Instructions to follow: Copy the records that follow exactly as written, but not their pictures.

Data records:
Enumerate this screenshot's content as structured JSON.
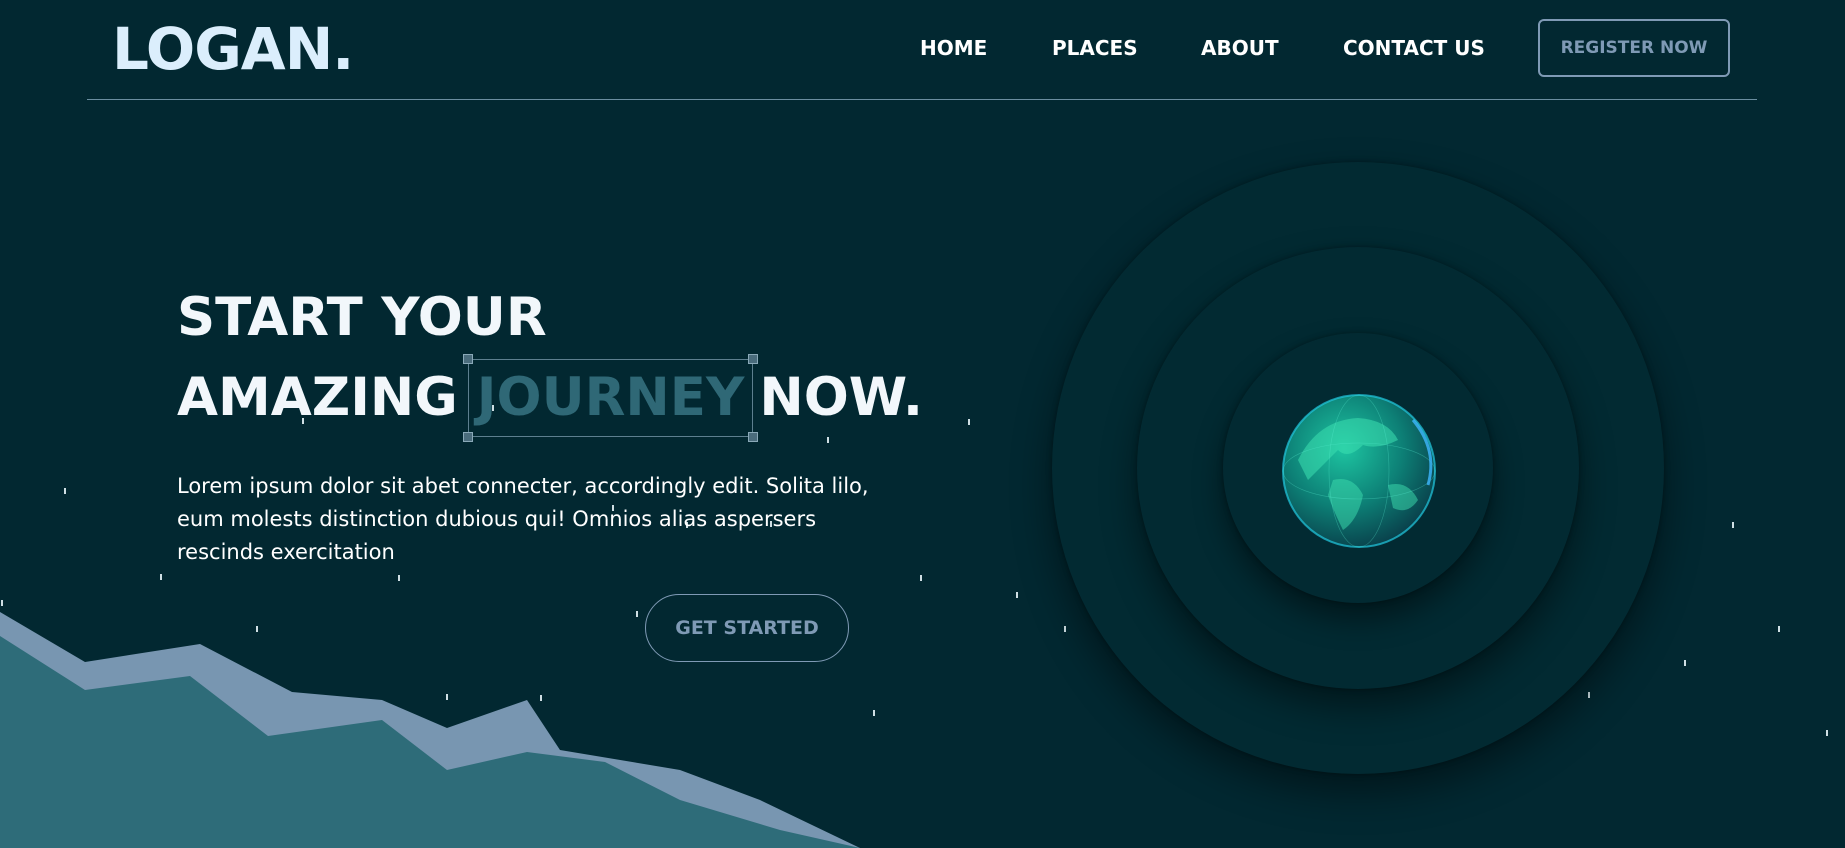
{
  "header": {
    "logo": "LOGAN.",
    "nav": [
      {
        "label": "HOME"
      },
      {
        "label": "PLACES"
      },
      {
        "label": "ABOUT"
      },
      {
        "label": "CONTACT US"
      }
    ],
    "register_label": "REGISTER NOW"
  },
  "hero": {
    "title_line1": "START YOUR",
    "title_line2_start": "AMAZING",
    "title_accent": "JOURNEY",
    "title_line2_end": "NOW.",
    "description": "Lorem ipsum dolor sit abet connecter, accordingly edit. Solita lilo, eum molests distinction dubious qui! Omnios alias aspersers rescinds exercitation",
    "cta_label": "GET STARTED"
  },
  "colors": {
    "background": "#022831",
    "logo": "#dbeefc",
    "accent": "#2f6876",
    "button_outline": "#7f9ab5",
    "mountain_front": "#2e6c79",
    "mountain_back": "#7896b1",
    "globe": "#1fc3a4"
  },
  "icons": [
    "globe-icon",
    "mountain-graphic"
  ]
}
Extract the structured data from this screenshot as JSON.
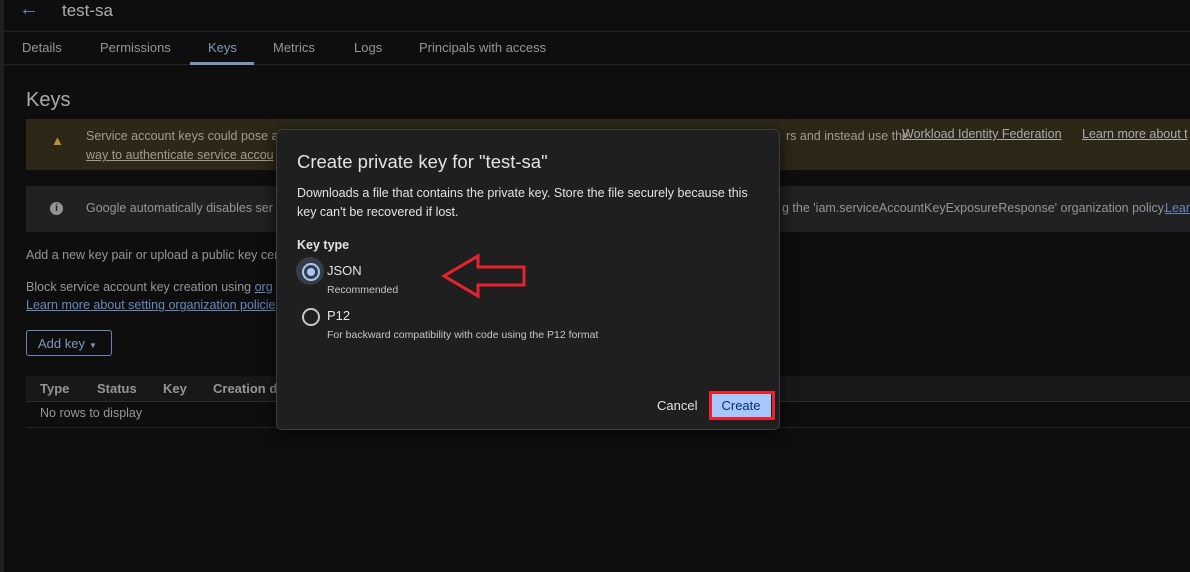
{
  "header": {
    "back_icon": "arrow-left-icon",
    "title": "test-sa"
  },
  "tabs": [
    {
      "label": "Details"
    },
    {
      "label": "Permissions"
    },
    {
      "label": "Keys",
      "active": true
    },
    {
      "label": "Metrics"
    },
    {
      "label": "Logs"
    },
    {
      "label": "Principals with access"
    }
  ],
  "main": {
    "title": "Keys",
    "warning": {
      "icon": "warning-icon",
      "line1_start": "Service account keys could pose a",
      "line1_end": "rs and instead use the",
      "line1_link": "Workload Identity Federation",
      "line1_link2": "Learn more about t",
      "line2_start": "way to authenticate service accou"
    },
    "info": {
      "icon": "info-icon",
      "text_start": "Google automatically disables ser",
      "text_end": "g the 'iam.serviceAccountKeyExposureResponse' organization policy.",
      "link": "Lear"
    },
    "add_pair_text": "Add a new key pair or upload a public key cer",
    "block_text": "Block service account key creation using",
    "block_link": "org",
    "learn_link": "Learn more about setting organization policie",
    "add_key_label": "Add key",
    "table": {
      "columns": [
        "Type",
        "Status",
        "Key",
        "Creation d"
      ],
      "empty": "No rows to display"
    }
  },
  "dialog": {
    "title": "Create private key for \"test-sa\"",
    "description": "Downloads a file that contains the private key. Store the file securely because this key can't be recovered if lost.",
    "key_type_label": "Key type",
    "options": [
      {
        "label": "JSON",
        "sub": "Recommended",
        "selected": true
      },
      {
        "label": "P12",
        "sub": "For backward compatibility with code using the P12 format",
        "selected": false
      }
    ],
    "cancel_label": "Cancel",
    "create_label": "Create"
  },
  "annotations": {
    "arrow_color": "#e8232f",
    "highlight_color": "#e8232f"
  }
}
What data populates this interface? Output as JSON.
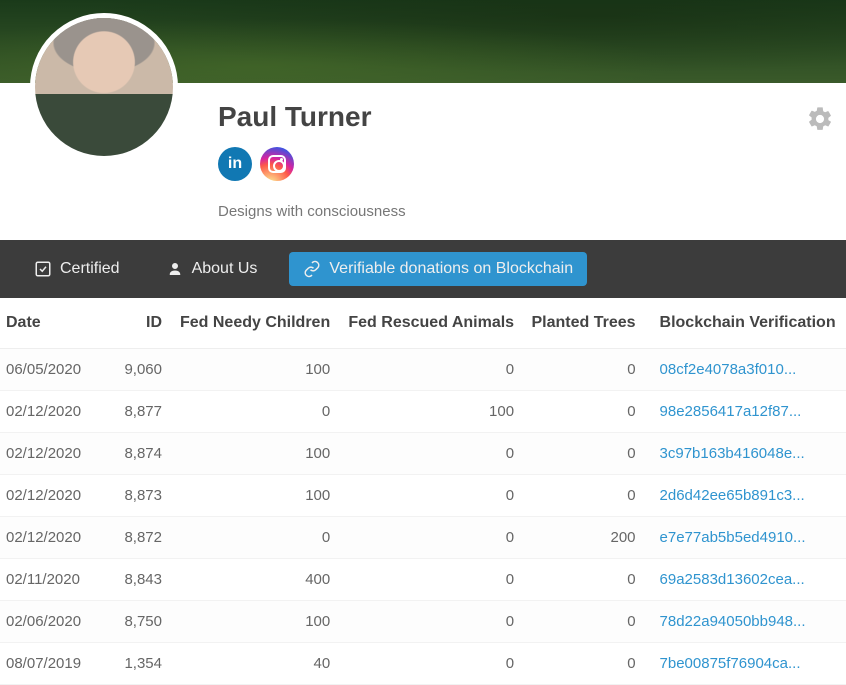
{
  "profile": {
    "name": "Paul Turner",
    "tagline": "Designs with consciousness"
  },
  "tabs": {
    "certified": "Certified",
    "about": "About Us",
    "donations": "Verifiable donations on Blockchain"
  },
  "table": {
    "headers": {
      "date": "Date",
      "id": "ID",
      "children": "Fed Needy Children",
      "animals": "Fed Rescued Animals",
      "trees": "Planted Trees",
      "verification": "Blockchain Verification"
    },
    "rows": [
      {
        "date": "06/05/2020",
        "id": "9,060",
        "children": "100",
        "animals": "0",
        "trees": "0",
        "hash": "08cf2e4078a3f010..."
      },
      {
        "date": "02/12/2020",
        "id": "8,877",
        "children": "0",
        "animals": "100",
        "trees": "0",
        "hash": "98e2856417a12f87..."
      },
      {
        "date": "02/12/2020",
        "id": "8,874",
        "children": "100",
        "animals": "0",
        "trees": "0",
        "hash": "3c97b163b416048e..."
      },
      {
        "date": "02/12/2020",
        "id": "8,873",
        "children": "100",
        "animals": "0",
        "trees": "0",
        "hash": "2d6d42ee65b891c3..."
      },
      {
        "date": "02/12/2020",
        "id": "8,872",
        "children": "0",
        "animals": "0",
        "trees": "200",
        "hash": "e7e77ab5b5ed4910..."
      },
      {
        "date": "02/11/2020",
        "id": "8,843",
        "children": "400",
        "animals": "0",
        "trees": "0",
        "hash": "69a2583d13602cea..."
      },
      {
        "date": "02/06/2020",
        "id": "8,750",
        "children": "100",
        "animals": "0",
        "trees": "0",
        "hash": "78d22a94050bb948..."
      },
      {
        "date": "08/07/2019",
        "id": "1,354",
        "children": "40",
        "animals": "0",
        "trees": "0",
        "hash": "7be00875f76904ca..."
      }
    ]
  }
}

Exercise solution:
Enumerate this screenshot's content as structured JSON.
{
  "header": {
    "logo": "LOGAN.",
    "nav": [
      {
        "label": "HOME"
      },
      {
        "label": "PLACES"
      },
      {
        "label": "ABOUT"
      },
      {
        "label": "CONTACT US"
      }
    ],
    "register_label": "REGISTER NOW"
  },
  "hero": {
    "title_line1": "START YOUR",
    "title_line2_start": "AMAZING",
    "title_accent": "JOURNEY",
    "title_line2_end": "NOW.",
    "description": "Lorem ipsum dolor sit abet connecter, accordingly edit. Solita lilo, eum molests distinction dubious qui! Omnios alias aspersers rescinds exercitation",
    "cta_label": "GET STARTED"
  },
  "colors": {
    "background": "#022831",
    "logo": "#dbeefc",
    "accent": "#2f6876",
    "button_outline": "#7f9ab5",
    "mountain_front": "#2e6c79",
    "mountain_back": "#7896b1",
    "globe": "#1fc3a4"
  },
  "icons": [
    "globe-icon",
    "mountain-graphic"
  ]
}
Extract the structured data from this screenshot as JSON.
{
  "header": {
    "back_icon": "arrow-left-icon",
    "title": "test-sa"
  },
  "tabs": [
    {
      "label": "Details"
    },
    {
      "label": "Permissions"
    },
    {
      "label": "Keys",
      "active": true
    },
    {
      "label": "Metrics"
    },
    {
      "label": "Logs"
    },
    {
      "label": "Principals with access"
    }
  ],
  "main": {
    "title": "Keys",
    "warning": {
      "icon": "warning-icon",
      "line1_start": "Service account keys could pose a",
      "line1_end": "rs and instead use the",
      "line1_link": "Workload Identity Federation",
      "line1_link2": "Learn more about t",
      "line2_start": "way to authenticate service accou"
    },
    "info": {
      "icon": "info-icon",
      "text_start": "Google automatically disables ser",
      "text_end": "g the 'iam.serviceAccountKeyExposureResponse' organization policy.",
      "link": "Lear"
    },
    "add_pair_text": "Add a new key pair or upload a public key cer",
    "block_text": "Block service account key creation using",
    "block_link": "org",
    "learn_link": "Learn more about setting organization policie",
    "add_key_label": "Add key",
    "table": {
      "columns": [
        "Type",
        "Status",
        "Key",
        "Creation d"
      ],
      "empty": "No rows to display"
    }
  },
  "dialog": {
    "title": "Create private key for \"test-sa\"",
    "description": "Downloads a file that contains the private key. Store the file securely because this key can't be recovered if lost.",
    "key_type_label": "Key type",
    "options": [
      {
        "label": "JSON",
        "sub": "Recommended",
        "selected": true
      },
      {
        "label": "P12",
        "sub": "For backward compatibility with code using the P12 format",
        "selected": false
      }
    ],
    "cancel_label": "Cancel",
    "create_label": "Create"
  },
  "annotations": {
    "arrow_color": "#e8232f",
    "highlight_color": "#e8232f"
  }
}
What data populates this interface? Output as JSON.
{
  "profile": {
    "name": "Paul Turner",
    "tagline": "Designs with consciousness"
  },
  "tabs": {
    "certified": "Certified",
    "about": "About Us",
    "donations": "Verifiable donations on Blockchain"
  },
  "table": {
    "headers": {
      "date": "Date",
      "id": "ID",
      "children": "Fed Needy Children",
      "animals": "Fed Rescued Animals",
      "trees": "Planted Trees",
      "verification": "Blockchain Verification"
    },
    "rows": [
      {
        "date": "06/05/2020",
        "id": "9,060",
        "children": "100",
        "animals": "0",
        "trees": "0",
        "hash": "08cf2e4078a3f010..."
      },
      {
        "date": "02/12/2020",
        "id": "8,877",
        "children": "0",
        "animals": "100",
        "trees": "0",
        "hash": "98e2856417a12f87..."
      },
      {
        "date": "02/12/2020",
        "id": "8,874",
        "children": "100",
        "animals": "0",
        "trees": "0",
        "hash": "3c97b163b416048e..."
      },
      {
        "date": "02/12/2020",
        "id": "8,873",
        "children": "100",
        "animals": "0",
        "trees": "0",
        "hash": "2d6d42ee65b891c3..."
      },
      {
        "date": "02/12/2020",
        "id": "8,872",
        "children": "0",
        "animals": "0",
        "trees": "200",
        "hash": "e7e77ab5b5ed4910..."
      },
      {
        "date": "02/11/2020",
        "id": "8,843",
        "children": "400",
        "animals": "0",
        "trees": "0",
        "hash": "69a2583d13602cea..."
      },
      {
        "date": "02/06/2020",
        "id": "8,750",
        "children": "100",
        "animals": "0",
        "trees": "0",
        "hash": "78d22a94050bb948..."
      },
      {
        "date": "08/07/2019",
        "id": "1,354",
        "children": "40",
        "animals": "0",
        "trees": "0",
        "hash": "7be00875f76904ca..."
      }
    ]
  }
}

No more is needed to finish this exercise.